Tâches -
1. Recopiez le passage du texte sur le grand-père Henri qui commence aux mots « les vacances . » et se termine après les mots « comme commis) . ».
2. Pour chaque affirmation, indiquez si le texte sur le grand-père Henri la confirme, par oui ou non, et citez à l'identique les mots qui tranchent : (a) Le texte dit qu'Henri a des yeux bons. (b) Henri a commencé sa carrière à la poste comme directeur. (c) Le porte-manteau se trouvait dans la cuisine de sa maison.

══ Texte source ══

Je ne sais comment sa carte d’identité a atterri dans la boîte de photos familiale . Sur

sa petite photo en noir et blanc, il a des  cheveux blancs argentés, et des yeux

bridés  qui ont dû lui valoir des surnoms comme « le chinois » à l’école. Son prénom , c’est

Henri. C’est le père de mon  père. J’ai affiché cette carte d’identité à côté d’autres clichés qui

 décorent un petit mur de mon bureau, juste en dessous d’un ukulélé accroché par une

ficelle.

Il a des yeux bons.

Et comme tous les enfants, j’aime bien l’imaginer en train de gronder mon père, quand celui-

ci était petit.

 

 Le seul souvenir que j’ai de lui vivant, c’est lorsque nous passions chez lui et sa femme, à

Montpellier, avant de rejoindre la maison de mes autres grands-parents pour

les vacances . C’était sur la route. Dans l’entrée de sa maison se trouvait un porte-manteau

avec au pied ,d’étranges et superbes cannes à  pommeau, à tête d'animal,qui me

le faisaient apparaître comme quelqu’un d’ élégant et de  distingué, quand je l’imaginais

en train de marcher avec  sur la place de la Comédie ou dans les jardins du Pérou.

 Il  était retraité  de la poste centrale de la ville, après en avoir été directeur (où il

 avait commencé sa carrière comme commis) .

═══
══ Données fournies ══

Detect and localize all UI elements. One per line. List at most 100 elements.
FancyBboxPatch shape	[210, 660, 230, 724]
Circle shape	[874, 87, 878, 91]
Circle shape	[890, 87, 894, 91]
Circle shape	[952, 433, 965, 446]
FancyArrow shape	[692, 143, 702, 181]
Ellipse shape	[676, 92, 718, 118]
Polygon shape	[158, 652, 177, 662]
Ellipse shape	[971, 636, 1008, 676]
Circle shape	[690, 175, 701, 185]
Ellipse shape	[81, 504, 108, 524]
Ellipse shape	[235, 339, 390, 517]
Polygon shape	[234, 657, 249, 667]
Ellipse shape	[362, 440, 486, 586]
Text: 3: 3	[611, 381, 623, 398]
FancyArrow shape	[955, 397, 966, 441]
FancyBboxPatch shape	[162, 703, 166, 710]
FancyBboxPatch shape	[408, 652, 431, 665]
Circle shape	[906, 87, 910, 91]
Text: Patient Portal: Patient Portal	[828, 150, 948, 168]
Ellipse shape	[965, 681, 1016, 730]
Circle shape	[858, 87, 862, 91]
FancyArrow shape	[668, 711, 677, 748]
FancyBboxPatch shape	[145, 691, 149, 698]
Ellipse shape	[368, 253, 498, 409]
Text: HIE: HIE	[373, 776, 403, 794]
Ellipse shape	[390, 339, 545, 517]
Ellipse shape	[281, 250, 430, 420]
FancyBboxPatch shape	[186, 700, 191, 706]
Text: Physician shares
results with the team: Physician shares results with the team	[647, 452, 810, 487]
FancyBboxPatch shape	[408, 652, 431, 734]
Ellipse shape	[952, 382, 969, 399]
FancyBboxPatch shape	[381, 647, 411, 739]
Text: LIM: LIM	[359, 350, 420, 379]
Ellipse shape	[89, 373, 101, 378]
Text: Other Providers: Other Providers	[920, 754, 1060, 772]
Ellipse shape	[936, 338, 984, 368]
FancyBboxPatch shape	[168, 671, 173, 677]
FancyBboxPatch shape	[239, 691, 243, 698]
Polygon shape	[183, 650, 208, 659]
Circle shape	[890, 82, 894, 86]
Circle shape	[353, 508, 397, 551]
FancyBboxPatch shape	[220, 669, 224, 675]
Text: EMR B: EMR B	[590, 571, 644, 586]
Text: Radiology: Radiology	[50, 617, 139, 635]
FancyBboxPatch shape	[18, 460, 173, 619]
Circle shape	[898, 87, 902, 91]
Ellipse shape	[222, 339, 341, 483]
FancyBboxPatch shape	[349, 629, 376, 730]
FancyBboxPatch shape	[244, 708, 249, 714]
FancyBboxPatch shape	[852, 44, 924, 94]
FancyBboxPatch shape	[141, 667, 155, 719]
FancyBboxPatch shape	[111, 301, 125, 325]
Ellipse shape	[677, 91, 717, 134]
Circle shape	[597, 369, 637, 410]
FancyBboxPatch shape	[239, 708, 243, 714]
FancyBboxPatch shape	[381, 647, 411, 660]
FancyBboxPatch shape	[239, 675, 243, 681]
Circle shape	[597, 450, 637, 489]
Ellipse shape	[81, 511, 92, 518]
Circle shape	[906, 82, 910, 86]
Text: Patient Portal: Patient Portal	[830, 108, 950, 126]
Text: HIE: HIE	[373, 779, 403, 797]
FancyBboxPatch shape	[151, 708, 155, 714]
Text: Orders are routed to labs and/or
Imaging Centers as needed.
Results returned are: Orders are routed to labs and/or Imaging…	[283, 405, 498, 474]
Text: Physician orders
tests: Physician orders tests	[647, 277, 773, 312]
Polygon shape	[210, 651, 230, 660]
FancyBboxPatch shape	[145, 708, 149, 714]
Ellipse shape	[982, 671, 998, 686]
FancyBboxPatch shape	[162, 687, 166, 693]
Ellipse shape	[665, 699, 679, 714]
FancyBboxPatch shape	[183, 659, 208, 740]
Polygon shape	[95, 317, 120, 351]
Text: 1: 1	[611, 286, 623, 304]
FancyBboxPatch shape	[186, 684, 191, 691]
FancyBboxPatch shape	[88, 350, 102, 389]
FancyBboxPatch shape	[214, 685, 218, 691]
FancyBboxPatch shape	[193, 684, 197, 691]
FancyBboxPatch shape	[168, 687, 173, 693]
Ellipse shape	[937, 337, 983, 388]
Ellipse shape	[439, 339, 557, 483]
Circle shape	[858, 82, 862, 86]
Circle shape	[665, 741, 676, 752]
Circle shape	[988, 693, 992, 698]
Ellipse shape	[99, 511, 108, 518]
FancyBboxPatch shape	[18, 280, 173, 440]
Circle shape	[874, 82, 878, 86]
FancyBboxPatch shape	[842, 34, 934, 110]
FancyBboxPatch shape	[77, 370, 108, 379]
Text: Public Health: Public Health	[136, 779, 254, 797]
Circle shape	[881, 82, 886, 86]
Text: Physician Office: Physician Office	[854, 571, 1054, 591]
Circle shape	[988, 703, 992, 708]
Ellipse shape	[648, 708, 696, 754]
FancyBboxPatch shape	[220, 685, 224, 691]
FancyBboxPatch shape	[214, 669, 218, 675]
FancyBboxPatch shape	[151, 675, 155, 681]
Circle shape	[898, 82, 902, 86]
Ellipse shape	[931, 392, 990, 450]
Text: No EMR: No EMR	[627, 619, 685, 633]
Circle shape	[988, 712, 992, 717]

═══

Résultats -
1.
les vacances . C’était sur la route. Dans l’entrée de sa maison se trouvait un porte-manteau

avec au pied ,d’étranges et superbes cannes à  pommeau, à tête d'animal,qui me

le faisaient apparaître comme quelqu’un d’ élégant et de  distingué, quand je l’imaginais

en train de marcher avec  sur la place de la Comédie ou dans les jardins du Pérou.

 Il  était retraité  de la poste centrale de la ville, après en avoir été directeur (où il

 avait commencé sa carrière comme commis) .

2.
(a) Oui : « Il a des yeux bons. »
(b) Non : « avait commencé sa carrière comme commis »
(c) Non : « Dans l’entrée de sa maison se trouvait un porte-manteau »